WORKING DATA:
▼▼▼

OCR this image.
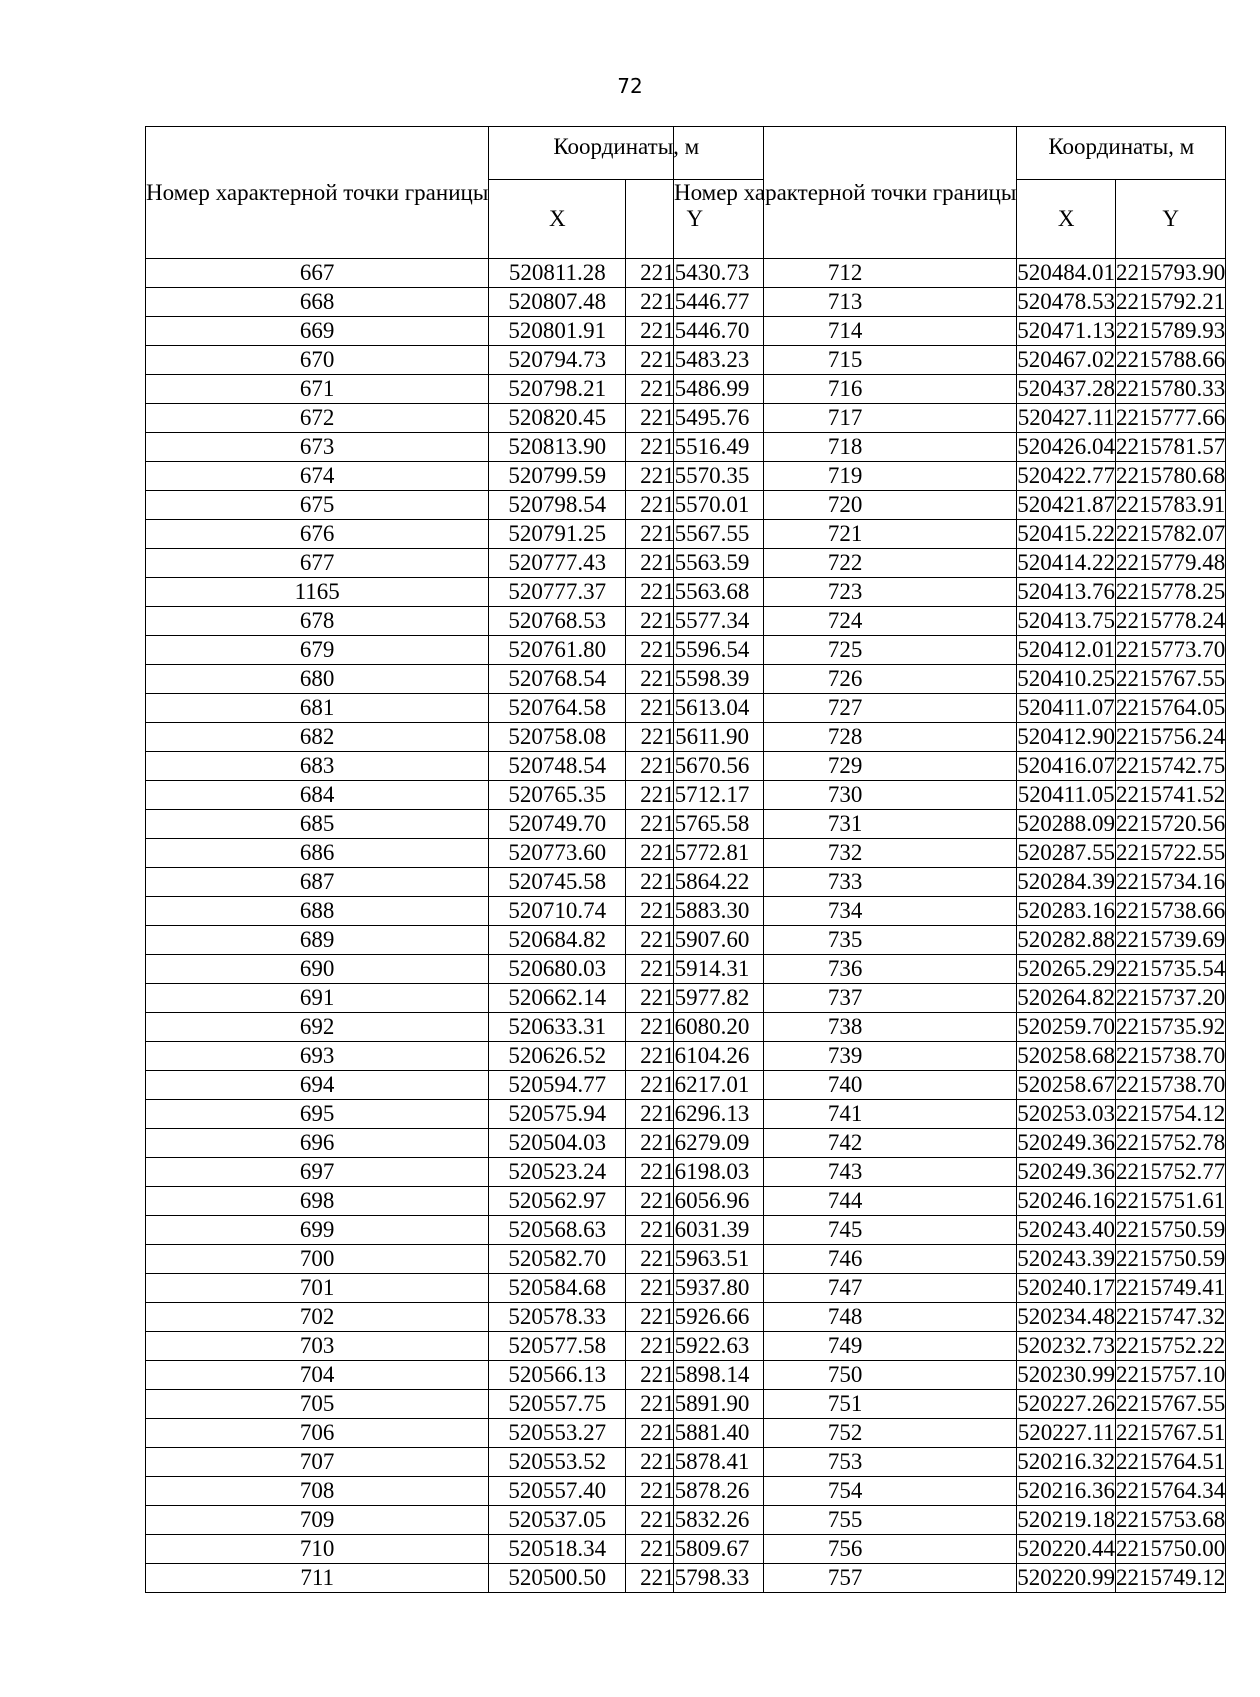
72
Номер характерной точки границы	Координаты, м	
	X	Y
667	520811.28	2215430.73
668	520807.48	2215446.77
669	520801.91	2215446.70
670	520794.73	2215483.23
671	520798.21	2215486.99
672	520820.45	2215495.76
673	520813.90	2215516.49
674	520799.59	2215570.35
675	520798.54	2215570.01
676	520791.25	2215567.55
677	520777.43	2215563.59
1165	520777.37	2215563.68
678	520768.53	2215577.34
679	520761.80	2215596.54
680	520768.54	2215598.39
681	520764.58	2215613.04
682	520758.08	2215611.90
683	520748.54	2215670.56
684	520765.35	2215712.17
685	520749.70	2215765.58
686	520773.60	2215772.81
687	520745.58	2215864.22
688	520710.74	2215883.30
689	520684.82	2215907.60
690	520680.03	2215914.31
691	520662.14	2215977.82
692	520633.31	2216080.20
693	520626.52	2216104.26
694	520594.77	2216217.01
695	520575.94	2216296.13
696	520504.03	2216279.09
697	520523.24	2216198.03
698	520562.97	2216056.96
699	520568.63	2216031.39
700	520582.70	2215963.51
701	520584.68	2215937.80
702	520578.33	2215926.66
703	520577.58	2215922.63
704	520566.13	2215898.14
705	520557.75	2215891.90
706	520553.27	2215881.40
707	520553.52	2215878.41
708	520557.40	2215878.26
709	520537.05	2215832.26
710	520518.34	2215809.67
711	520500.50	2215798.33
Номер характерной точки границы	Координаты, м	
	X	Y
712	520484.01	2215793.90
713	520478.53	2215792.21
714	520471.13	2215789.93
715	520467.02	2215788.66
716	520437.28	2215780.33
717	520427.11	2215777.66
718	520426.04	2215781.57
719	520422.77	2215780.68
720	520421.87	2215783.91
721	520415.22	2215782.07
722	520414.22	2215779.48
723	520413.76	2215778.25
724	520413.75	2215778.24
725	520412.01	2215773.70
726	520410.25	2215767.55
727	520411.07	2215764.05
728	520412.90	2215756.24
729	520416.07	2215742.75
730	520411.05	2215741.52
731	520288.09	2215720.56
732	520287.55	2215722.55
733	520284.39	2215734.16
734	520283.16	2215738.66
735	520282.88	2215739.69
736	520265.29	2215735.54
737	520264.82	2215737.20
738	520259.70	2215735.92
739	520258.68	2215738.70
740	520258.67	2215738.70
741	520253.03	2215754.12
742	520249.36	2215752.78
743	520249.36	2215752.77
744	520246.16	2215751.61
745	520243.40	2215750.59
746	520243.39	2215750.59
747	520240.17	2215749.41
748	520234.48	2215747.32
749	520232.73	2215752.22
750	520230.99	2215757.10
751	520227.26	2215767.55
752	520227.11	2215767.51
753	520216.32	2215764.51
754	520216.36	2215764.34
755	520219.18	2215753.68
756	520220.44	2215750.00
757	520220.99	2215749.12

▲▲▲
▼▼▼

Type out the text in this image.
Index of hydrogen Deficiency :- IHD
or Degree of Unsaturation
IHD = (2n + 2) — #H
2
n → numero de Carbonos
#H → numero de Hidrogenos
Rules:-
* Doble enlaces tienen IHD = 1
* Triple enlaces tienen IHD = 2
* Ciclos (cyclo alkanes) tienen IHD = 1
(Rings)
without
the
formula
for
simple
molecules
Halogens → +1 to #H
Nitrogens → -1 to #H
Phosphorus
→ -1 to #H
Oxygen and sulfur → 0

▲▲▲
▼▼▼

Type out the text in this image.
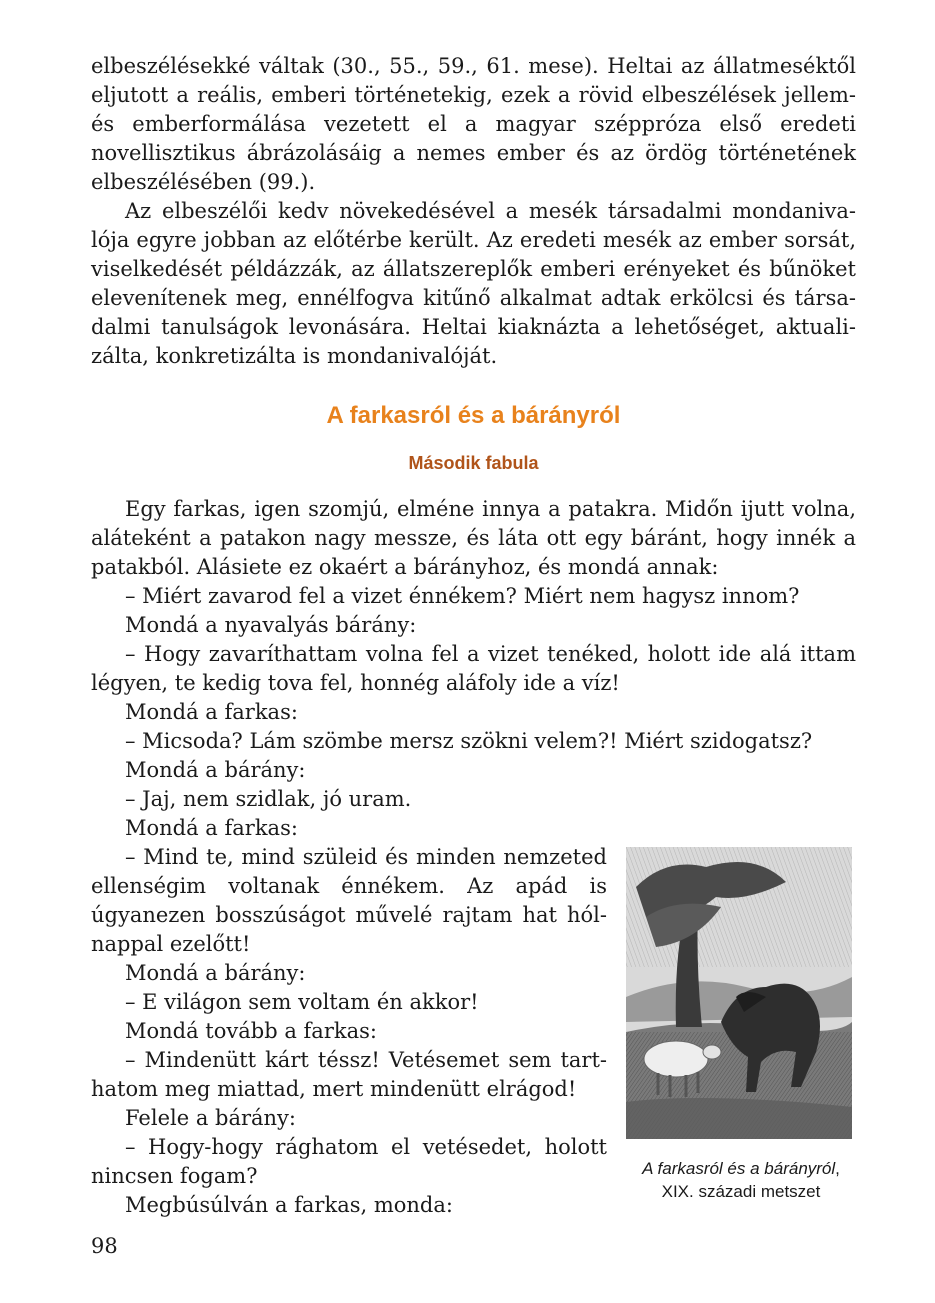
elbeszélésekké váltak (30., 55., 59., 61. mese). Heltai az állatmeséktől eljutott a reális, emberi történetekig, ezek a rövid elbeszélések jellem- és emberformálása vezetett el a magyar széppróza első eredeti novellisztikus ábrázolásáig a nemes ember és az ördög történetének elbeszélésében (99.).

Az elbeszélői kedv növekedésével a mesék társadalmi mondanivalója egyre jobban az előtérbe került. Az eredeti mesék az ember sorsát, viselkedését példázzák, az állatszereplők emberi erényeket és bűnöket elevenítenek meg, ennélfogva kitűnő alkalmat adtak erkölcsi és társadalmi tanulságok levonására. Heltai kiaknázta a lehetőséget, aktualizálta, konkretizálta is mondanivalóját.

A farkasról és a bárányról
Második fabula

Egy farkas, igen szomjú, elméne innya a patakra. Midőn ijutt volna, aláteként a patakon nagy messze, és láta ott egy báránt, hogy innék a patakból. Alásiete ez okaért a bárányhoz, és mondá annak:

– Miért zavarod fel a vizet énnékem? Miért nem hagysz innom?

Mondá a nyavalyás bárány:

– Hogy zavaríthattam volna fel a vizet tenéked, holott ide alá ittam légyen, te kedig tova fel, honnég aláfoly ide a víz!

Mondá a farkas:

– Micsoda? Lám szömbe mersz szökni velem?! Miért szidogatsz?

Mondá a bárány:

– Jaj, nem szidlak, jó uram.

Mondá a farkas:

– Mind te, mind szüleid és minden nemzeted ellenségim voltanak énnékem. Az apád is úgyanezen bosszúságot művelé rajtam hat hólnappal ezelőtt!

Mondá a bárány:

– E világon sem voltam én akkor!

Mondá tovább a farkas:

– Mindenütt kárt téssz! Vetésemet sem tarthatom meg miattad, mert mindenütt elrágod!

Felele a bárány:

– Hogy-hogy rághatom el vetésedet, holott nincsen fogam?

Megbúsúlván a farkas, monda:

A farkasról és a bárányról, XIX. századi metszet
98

▲▲▲

WHAT IS NEEDED: Check each line of the entries above for the word "enlaces". List the ones that have it.

SOLUTION:
* Doble enlaces tienen IHD = 1
* Triple enlaces tienen IHD = 2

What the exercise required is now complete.